** START OF The data **

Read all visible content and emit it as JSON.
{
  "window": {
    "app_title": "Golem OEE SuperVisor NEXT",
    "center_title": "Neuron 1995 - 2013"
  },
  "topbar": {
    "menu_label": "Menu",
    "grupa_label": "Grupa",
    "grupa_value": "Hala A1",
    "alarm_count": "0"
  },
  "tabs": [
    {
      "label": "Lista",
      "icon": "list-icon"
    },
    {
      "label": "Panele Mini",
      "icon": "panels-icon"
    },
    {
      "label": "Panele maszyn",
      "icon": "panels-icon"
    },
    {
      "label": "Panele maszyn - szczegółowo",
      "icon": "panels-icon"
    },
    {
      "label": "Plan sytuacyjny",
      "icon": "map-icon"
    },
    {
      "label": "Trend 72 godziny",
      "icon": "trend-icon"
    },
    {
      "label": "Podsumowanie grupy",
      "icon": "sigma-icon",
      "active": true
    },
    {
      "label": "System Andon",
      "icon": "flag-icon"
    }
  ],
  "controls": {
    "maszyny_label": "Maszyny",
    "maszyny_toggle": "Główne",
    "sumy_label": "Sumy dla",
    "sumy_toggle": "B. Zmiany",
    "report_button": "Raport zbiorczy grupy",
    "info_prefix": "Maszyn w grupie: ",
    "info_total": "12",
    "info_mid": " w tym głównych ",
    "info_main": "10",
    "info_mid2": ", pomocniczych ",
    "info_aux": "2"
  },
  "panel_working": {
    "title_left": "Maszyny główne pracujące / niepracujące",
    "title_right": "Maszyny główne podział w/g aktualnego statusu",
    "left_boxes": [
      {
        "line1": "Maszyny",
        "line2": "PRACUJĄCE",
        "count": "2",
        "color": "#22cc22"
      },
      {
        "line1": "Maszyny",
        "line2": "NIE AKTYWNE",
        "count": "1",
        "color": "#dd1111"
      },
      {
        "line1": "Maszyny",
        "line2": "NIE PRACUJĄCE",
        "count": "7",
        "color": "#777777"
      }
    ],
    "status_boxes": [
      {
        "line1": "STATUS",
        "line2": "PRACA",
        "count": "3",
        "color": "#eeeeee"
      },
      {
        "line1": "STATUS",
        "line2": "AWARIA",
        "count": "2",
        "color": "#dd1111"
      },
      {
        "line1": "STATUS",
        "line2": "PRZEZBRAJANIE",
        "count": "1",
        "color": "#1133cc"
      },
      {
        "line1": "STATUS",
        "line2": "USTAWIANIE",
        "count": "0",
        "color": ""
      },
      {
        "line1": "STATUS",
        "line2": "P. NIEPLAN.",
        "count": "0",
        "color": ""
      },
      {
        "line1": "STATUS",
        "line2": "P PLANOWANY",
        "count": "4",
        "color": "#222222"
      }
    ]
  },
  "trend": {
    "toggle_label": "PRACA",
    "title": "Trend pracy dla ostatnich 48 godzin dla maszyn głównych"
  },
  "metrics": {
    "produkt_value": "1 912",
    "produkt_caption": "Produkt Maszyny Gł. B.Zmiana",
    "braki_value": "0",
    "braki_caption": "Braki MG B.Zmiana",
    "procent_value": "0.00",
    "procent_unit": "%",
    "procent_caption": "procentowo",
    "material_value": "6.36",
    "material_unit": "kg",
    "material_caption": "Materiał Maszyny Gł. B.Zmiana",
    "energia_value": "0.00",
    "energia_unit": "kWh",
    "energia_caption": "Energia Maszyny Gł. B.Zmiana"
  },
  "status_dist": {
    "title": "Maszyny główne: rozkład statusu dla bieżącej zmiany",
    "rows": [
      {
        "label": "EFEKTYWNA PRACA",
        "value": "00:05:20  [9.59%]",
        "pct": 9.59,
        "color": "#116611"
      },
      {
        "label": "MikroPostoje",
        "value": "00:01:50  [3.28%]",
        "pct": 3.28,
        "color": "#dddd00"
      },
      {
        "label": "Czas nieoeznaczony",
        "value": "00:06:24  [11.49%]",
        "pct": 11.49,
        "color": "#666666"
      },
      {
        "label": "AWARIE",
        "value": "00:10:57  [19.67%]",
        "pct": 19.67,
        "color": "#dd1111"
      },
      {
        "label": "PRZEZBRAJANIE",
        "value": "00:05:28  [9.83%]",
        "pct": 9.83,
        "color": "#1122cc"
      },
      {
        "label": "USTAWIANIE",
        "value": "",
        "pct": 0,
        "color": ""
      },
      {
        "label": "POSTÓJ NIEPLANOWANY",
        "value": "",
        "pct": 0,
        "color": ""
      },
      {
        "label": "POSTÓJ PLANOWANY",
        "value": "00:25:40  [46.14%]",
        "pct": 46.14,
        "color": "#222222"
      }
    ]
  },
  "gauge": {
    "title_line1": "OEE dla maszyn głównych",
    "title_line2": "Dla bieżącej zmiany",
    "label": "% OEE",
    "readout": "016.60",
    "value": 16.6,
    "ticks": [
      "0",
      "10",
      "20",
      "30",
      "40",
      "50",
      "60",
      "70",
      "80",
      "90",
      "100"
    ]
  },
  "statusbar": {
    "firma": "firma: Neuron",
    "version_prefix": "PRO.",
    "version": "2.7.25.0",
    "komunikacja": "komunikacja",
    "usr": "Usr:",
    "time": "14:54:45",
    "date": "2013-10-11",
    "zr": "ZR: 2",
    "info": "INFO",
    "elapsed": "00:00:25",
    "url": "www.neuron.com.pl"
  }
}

** END OF The data **

Task prompt:
Provide an exact reproduction of all the entries shown above.

Output for this exercise:
Read all visible content and emit it as JSON.
{
  "window": {
    "app_title": "Golem OEE SuperVisor NEXT",
    "center_title": "Neuron 1995 - 2013"
  },
  "topbar": {
    "menu_label": "Menu",
    "grupa_label": "Grupa",
    "grupa_value": "Hala A1",
    "alarm_count": "0"
  },
  "tabs": [
    {
      "label": "Lista",
      "icon": "list-icon"
    },
    {
      "label": "Panele Mini",
      "icon": "panels-icon"
    },
    {
      "label": "Panele maszyn",
      "icon": "panels-icon"
    },
    {
      "label": "Panele maszyn - szczegółowo",
      "icon": "panels-icon"
    },
    {
      "label": "Plan sytuacyjny",
      "icon": "map-icon"
    },
    {
      "label": "Trend 72 godziny",
      "icon": "trend-icon"
    },
    {
      "label": "Podsumowanie grupy",
      "icon": "sigma-icon",
      "active": true
    },
    {
      "label": "System Andon",
      "icon": "flag-icon"
    }
  ],
  "controls": {
    "maszyny_label": "Maszyny",
    "maszyny_toggle": "Główne",
    "sumy_label": "Sumy dla",
    "sumy_toggle": "B. Zmiany",
    "report_button": "Raport zbiorczy grupy",
    "info_prefix": "Maszyn w grupie: ",
    "info_total": "12",
    "info_mid": " w tym głównych ",
    "info_main": "10",
    "info_mid2": ", pomocniczych ",
    "info_aux": "2"
  },
  "panel_working": {
    "title_left": "Maszyny główne pracujące / niepracujące",
    "title_right": "Maszyny główne podział w/g aktualnego statusu",
    "left_boxes": [
      {
        "line1": "Maszyny",
        "line2": "PRACUJĄCE",
        "count": "2",
        "color": "#22cc22"
      },
      {
        "line1": "Maszyny",
        "line2": "NIE AKTYWNE",
        "count": "1",
        "color": "#dd1111"
      },
      {
        "line1": "Maszyny",
        "line2": "NIE PRACUJĄCE",
        "count": "7",
        "color": "#777777"
      }
    ],
    "status_boxes": [
      {
        "line1": "STATUS",
        "line2": "PRACA",
        "count": "3",
        "color": "#eeeeee"
      },
      {
        "line1": "STATUS",
        "line2": "AWARIA",
        "count": "2",
        "color": "#dd1111"
      },
      {
        "line1": "STATUS",
        "line2": "PRZEZBRAJANIE",
        "count": "1",
        "color": "#1133cc"
      },
      {
        "line1": "STATUS",
        "line2": "USTAWIANIE",
        "count": "0",
        "color": ""
      },
      {
        "line1": "STATUS",
        "line2": "P. NIEPLAN.",
        "count": "0",
        "color": ""
      },
      {
        "line1": "STATUS",
        "line2": "P PLANOWANY",
        "count": "4",
        "color": "#222222"
      }
    ]
  },
  "trend": {
    "toggle_label": "PRACA",
    "title": "Trend pracy dla ostatnich 48 godzin dla maszyn głównych"
  },
  "metrics": {
    "produkt_value": "1 912",
    "produkt_caption": "Produkt Maszyny Gł. B.Zmiana",
    "braki_value": "0",
    "braki_caption": "Braki MG B.Zmiana",
    "procent_value": "0.00",
    "procent_unit": "%",
    "procent_caption": "procentowo",
    "material_value": "6.36",
    "material_unit": "kg",
    "material_caption": "Materiał Maszyny Gł. B.Zmiana",
    "energia_value": "0.00",
    "energia_unit": "kWh",
    "energia_caption": "Energia Maszyny Gł. B.Zmiana"
  },
  "status_dist": {
    "title": "Maszyny główne: rozkład statusu dla bieżącej zmiany",
    "rows": [
      {
        "label": "EFEKTYWNA PRACA",
        "value": "00:05:20  [9.59%]",
        "pct": 9.59,
        "color": "#116611"
      },
      {
        "label": "MikroPostoje",
        "value": "00:01:50  [3.28%]",
        "pct": 3.28,
        "color": "#dddd00"
      },
      {
        "label": "Czas nieoeznaczony",
        "value": "00:06:24  [11.49%]",
        "pct": 11.49,
        "color": "#666666"
      },
      {
        "label": "AWARIE",
        "value": "00:10:57  [19.67%]",
        "pct": 19.67,
        "color": "#dd1111"
      },
      {
        "label": "PRZEZBRAJANIE",
        "value": "00:05:28  [9.83%]",
        "pct": 9.83,
        "color": "#1122cc"
      },
      {
        "label": "USTAWIANIE",
        "value": "",
        "pct": 0,
        "color": ""
      },
      {
        "label": "POSTÓJ NIEPLANOWANY",
        "value": "",
        "pct": 0,
        "color": ""
      },
      {
        "label": "POSTÓJ PLANOWANY",
        "value": "00:25:40  [46.14%]",
        "pct": 46.14,
        "color": "#222222"
      }
    ]
  },
  "gauge": {
    "title_line1": "OEE dla maszyn głównych",
    "title_line2": "Dla bieżącej zmiany",
    "label": "% OEE",
    "readout": "016.60",
    "value": 16.6,
    "ticks": [
      "0",
      "10",
      "20",
      "30",
      "40",
      "50",
      "60",
      "70",
      "80",
      "90",
      "100"
    ]
  },
  "statusbar": {
    "firma": "firma: Neuron",
    "version_prefix": "PRO.",
    "version": "2.7.25.0",
    "komunikacja": "komunikacja",
    "usr": "Usr:",
    "time": "14:54:45",
    "date": "2013-10-11",
    "zr": "ZR: 2",
    "info": "INFO",
    "elapsed": "00:00:25",
    "url": "www.neuron.com.pl"
  }
}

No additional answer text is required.